[Start Material to process]
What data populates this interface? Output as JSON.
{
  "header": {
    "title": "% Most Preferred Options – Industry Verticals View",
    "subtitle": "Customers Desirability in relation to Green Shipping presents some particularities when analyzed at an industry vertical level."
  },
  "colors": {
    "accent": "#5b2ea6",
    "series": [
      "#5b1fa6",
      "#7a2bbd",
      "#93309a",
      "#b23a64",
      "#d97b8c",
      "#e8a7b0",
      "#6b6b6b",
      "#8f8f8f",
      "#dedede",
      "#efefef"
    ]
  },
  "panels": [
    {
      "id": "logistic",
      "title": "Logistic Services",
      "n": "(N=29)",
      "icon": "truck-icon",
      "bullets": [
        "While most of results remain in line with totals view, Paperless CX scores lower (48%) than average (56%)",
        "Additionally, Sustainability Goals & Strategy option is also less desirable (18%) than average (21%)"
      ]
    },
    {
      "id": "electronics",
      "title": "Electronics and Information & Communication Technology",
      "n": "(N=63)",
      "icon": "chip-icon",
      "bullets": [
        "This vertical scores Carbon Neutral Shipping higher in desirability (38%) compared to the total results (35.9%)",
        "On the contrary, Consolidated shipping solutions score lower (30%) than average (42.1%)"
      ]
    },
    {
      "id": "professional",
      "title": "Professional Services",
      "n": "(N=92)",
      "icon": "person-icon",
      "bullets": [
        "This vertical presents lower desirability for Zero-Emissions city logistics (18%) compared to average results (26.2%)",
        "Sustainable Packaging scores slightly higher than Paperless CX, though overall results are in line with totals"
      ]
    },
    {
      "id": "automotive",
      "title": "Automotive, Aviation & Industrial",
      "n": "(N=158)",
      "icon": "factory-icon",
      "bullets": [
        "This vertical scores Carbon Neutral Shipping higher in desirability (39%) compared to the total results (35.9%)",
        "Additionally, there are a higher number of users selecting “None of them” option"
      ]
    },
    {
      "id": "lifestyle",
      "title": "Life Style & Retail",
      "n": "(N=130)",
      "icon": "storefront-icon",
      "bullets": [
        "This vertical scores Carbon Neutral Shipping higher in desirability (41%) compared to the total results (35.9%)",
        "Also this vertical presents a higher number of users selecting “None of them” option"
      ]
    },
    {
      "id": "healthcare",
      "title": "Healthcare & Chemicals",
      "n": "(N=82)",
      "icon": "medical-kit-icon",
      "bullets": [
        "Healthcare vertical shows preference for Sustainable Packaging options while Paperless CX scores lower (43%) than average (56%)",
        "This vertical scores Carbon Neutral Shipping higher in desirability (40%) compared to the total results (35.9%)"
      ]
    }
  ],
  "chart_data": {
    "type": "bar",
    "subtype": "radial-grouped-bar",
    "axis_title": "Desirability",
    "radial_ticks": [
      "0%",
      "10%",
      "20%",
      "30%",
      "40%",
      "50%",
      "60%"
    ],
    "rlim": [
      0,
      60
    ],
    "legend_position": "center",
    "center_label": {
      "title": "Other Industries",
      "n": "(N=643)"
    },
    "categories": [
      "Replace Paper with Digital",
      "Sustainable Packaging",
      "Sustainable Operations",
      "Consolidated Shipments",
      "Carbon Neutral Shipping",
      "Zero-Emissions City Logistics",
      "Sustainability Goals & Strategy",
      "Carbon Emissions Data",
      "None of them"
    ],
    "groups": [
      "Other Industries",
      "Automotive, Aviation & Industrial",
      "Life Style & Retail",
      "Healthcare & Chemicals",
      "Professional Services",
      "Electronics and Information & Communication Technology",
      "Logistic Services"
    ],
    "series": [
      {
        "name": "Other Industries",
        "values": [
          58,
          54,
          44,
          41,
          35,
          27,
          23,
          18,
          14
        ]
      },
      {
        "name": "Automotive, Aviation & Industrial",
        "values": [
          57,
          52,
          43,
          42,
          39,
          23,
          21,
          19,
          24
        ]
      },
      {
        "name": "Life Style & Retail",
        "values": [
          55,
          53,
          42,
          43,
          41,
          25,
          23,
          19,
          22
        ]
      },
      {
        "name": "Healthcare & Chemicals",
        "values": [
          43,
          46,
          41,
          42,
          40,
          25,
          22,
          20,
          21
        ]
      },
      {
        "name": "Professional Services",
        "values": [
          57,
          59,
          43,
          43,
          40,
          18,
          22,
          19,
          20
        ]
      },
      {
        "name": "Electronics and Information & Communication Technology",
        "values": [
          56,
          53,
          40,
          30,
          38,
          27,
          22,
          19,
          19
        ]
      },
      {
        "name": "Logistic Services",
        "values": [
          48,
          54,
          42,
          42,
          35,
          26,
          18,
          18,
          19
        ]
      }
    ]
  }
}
[End Material to process]
Exercise aim:
Extract the listing in its entirety and repeat it exactly.

Output below:
What data populates this interface? Output as JSON.
{
  "header": {
    "title": "% Most Preferred Options – Industry Verticals View",
    "subtitle": "Customers Desirability in relation to Green Shipping presents some particularities when analyzed at an industry vertical level."
  },
  "colors": {
    "accent": "#5b2ea6",
    "series": [
      "#5b1fa6",
      "#7a2bbd",
      "#93309a",
      "#b23a64",
      "#d97b8c",
      "#e8a7b0",
      "#6b6b6b",
      "#8f8f8f",
      "#dedede",
      "#efefef"
    ]
  },
  "panels": [
    {
      "id": "logistic",
      "title": "Logistic Services",
      "n": "(N=29)",
      "icon": "truck-icon",
      "bullets": [
        "While most of results remain in line with totals view, Paperless CX scores lower (48%) than average (56%)",
        "Additionally, Sustainability Goals & Strategy option is also less desirable (18%) than average (21%)"
      ]
    },
    {
      "id": "electronics",
      "title": "Electronics and Information & Communication Technology",
      "n": "(N=63)",
      "icon": "chip-icon",
      "bullets": [
        "This vertical scores Carbon Neutral Shipping higher in desirability (38%) compared to the total results (35.9%)",
        "On the contrary, Consolidated shipping solutions score lower (30%) than average (42.1%)"
      ]
    },
    {
      "id": "professional",
      "title": "Professional Services",
      "n": "(N=92)",
      "icon": "person-icon",
      "bullets": [
        "This vertical presents lower desirability for Zero-Emissions city logistics (18%) compared to average results (26.2%)",
        "Sustainable Packaging scores slightly higher than Paperless CX, though overall results are in line with totals"
      ]
    },
    {
      "id": "automotive",
      "title": "Automotive, Aviation & Industrial",
      "n": "(N=158)",
      "icon": "factory-icon",
      "bullets": [
        "This vertical scores Carbon Neutral Shipping higher in desirability (39%) compared to the total results (35.9%)",
        "Additionally, there are a higher number of users selecting “None of them” option"
      ]
    },
    {
      "id": "lifestyle",
      "title": "Life Style & Retail",
      "n": "(N=130)",
      "icon": "storefront-icon",
      "bullets": [
        "This vertical scores Carbon Neutral Shipping higher in desirability (41%) compared to the total results (35.9%)",
        "Also this vertical presents a higher number of users selecting “None of them” option"
      ]
    },
    {
      "id": "healthcare",
      "title": "Healthcare & Chemicals",
      "n": "(N=82)",
      "icon": "medical-kit-icon",
      "bullets": [
        "Healthcare vertical shows preference for Sustainable Packaging options while Paperless CX scores lower (43%) than average (56%)",
        "This vertical scores Carbon Neutral Shipping higher in desirability (40%) compared to the total results (35.9%)"
      ]
    }
  ],
  "chart_data": {
    "type": "bar",
    "subtype": "radial-grouped-bar",
    "axis_title": "Desirability",
    "radial_ticks": [
      "0%",
      "10%",
      "20%",
      "30%",
      "40%",
      "50%",
      "60%"
    ],
    "rlim": [
      0,
      60
    ],
    "legend_position": "center",
    "center_label": {
      "title": "Other Industries",
      "n": "(N=643)"
    },
    "categories": [
      "Replace Paper with Digital",
      "Sustainable Packaging",
      "Sustainable Operations",
      "Consolidated Shipments",
      "Carbon Neutral Shipping",
      "Zero-Emissions City Logistics",
      "Sustainability Goals & Strategy",
      "Carbon Emissions Data",
      "None of them"
    ],
    "groups": [
      "Other Industries",
      "Automotive, Aviation & Industrial",
      "Life Style & Retail",
      "Healthcare & Chemicals",
      "Professional Services",
      "Electronics and Information & Communication Technology",
      "Logistic Services"
    ],
    "series": [
      {
        "name": "Other Industries",
        "values": [
          58,
          54,
          44,
          41,
          35,
          27,
          23,
          18,
          14
        ]
      },
      {
        "name": "Automotive, Aviation & Industrial",
        "values": [
          57,
          52,
          43,
          42,
          39,
          23,
          21,
          19,
          24
        ]
      },
      {
        "name": "Life Style & Retail",
        "values": [
          55,
          53,
          42,
          43,
          41,
          25,
          23,
          19,
          22
        ]
      },
      {
        "name": "Healthcare & Chemicals",
        "values": [
          43,
          46,
          41,
          42,
          40,
          25,
          22,
          20,
          21
        ]
      },
      {
        "name": "Professional Services",
        "values": [
          57,
          59,
          43,
          43,
          40,
          18,
          22,
          19,
          20
        ]
      },
      {
        "name": "Electronics and Information & Communication Technology",
        "values": [
          56,
          53,
          40,
          30,
          38,
          27,
          22,
          19,
          19
        ]
      },
      {
        "name": "Logistic Services",
        "values": [
          48,
          54,
          42,
          42,
          35,
          26,
          18,
          18,
          19
        ]
      }
    ]
  }
}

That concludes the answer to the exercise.